— Begin Data for this exercise —

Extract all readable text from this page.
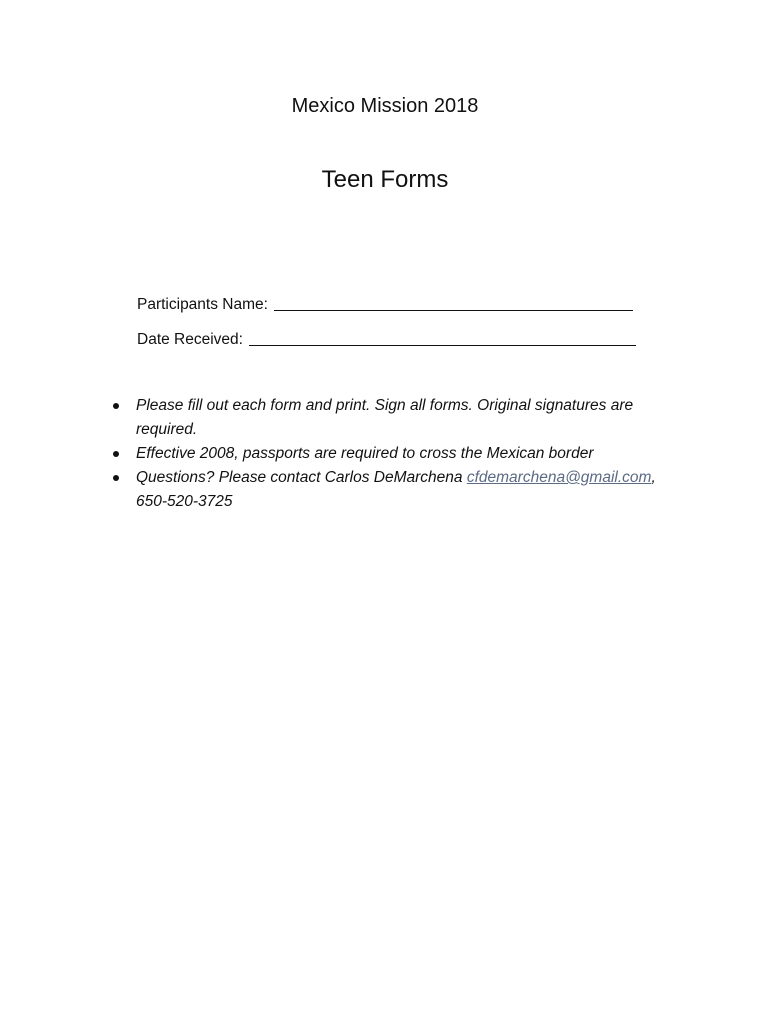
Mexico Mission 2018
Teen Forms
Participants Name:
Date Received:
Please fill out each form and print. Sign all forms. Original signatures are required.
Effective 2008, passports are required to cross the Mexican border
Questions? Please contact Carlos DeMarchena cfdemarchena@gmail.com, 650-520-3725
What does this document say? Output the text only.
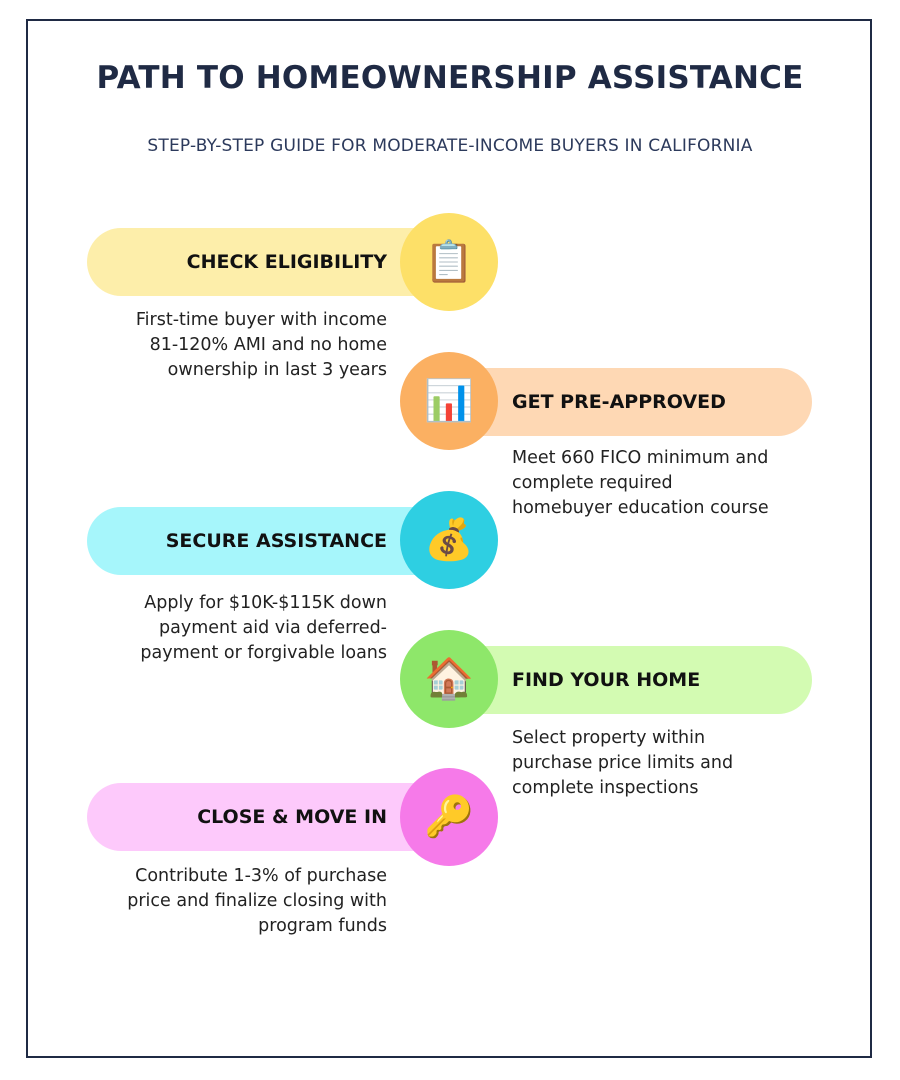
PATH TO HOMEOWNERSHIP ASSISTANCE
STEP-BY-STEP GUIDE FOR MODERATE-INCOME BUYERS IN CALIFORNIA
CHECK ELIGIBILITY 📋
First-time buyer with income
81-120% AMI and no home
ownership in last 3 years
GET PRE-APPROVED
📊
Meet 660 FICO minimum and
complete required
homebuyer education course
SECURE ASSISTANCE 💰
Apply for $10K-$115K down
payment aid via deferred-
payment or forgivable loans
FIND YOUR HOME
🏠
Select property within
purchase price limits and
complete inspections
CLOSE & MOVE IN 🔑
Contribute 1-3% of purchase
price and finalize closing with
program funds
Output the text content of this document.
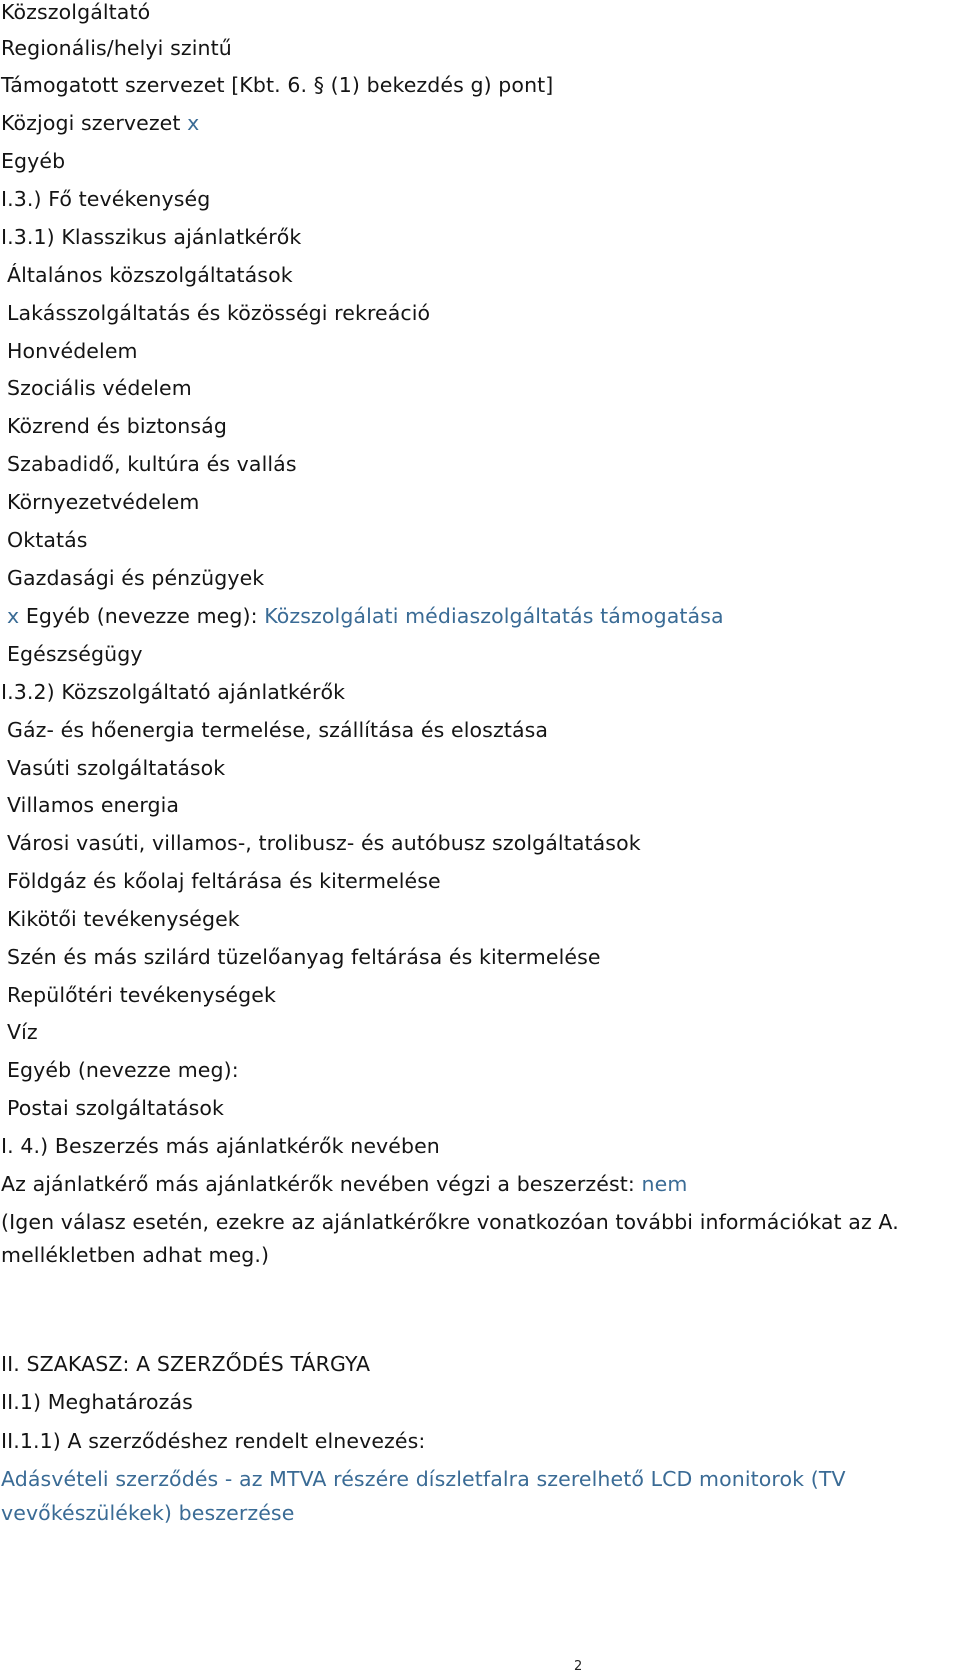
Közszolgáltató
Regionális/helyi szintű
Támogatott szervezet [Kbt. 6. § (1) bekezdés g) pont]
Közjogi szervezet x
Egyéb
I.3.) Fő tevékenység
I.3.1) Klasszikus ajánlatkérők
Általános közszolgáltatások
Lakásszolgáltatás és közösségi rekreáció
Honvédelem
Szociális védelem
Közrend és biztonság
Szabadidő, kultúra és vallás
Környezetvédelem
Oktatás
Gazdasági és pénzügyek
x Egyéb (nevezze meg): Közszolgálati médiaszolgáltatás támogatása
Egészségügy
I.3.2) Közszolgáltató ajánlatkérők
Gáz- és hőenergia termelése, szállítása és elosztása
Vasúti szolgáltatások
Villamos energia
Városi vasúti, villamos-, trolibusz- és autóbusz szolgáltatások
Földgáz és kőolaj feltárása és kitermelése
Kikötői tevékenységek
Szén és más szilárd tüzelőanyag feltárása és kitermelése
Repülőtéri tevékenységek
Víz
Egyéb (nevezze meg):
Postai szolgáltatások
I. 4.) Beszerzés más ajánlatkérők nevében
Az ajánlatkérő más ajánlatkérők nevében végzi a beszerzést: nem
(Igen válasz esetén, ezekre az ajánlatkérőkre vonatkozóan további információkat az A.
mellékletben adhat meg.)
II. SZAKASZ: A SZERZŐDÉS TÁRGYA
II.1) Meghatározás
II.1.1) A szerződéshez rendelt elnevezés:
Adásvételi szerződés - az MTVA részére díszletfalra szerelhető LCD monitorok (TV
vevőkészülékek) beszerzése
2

— End Data for this exercise —

Exclude the images and reproduce the remaining data exactly.

Extract all readable text from this page.
Mexico Mission 2018
Teen Forms
Participants Name:
Date Received:
Please fill out each form and print. Sign all forms. Original signatures are required.
Effective 2008, passports are required to cross the Mexican border
Questions? Please contact Carlos DeMarchena cfdemarchena@gmail.com, 650-520-3725
What does this document say? Output the text only.
PATH TO HOMEOWNERSHIP ASSISTANCE
STEP-BY-STEP GUIDE FOR MODERATE-INCOME BUYERS IN CALIFORNIA
CHECK ELIGIBILITY 📋
First-time buyer with income
81-120% AMI and no home
ownership in last 3 years
GET PRE-APPROVED
📊
Meet 660 FICO minimum and
complete required
homebuyer education course
SECURE ASSISTANCE 💰
Apply for $10K-$115K down
payment aid via deferred-
payment or forgivable loans
FIND YOUR HOME
🏠
Select property within
purchase price limits and
complete inspections
CLOSE & MOVE IN 🔑
Contribute 1-3% of purchase
price and finalize closing with
program funds
Output the text content of this document.
Közszolgáltató
Regionális/helyi szintű
Támogatott szervezet [Kbt. 6. § (1) bekezdés g) pont]
Közjogi szervezet x
Egyéb
I.3.) Fő tevékenység
I.3.1) Klasszikus ajánlatkérők
Általános közszolgáltatások
Lakásszolgáltatás és közösségi rekreáció
Honvédelem
Szociális védelem
Közrend és biztonság
Szabadidő, kultúra és vallás
Környezetvédelem
Oktatás
Gazdasági és pénzügyek
x Egyéb (nevezze meg): Közszolgálati médiaszolgáltatás támogatása
Egészségügy
I.3.2) Közszolgáltató ajánlatkérők
Gáz- és hőenergia termelése, szállítása és elosztása
Vasúti szolgáltatások
Villamos energia
Városi vasúti, villamos-, trolibusz- és autóbusz szolgáltatások
Földgáz és kőolaj feltárása és kitermelése
Kikötői tevékenységek
Szén és más szilárd tüzelőanyag feltárása és kitermelése
Repülőtéri tevékenységek
Víz
Egyéb (nevezze meg):
Postai szolgáltatások
I. 4.) Beszerzés más ajánlatkérők nevében
Az ajánlatkérő más ajánlatkérők nevében végzi a beszerzést: nem
(Igen válasz esetén, ezekre az ajánlatkérőkre vonatkozóan további információkat az A.
mellékletben adhat meg.)
II. SZAKASZ: A SZERZŐDÉS TÁRGYA
II.1) Meghatározás
II.1.1) A szerződéshez rendelt elnevezés:
Adásvételi szerződés - az MTVA részére díszletfalra szerelhető LCD monitorok (TV
vevőkészülékek) beszerzése
2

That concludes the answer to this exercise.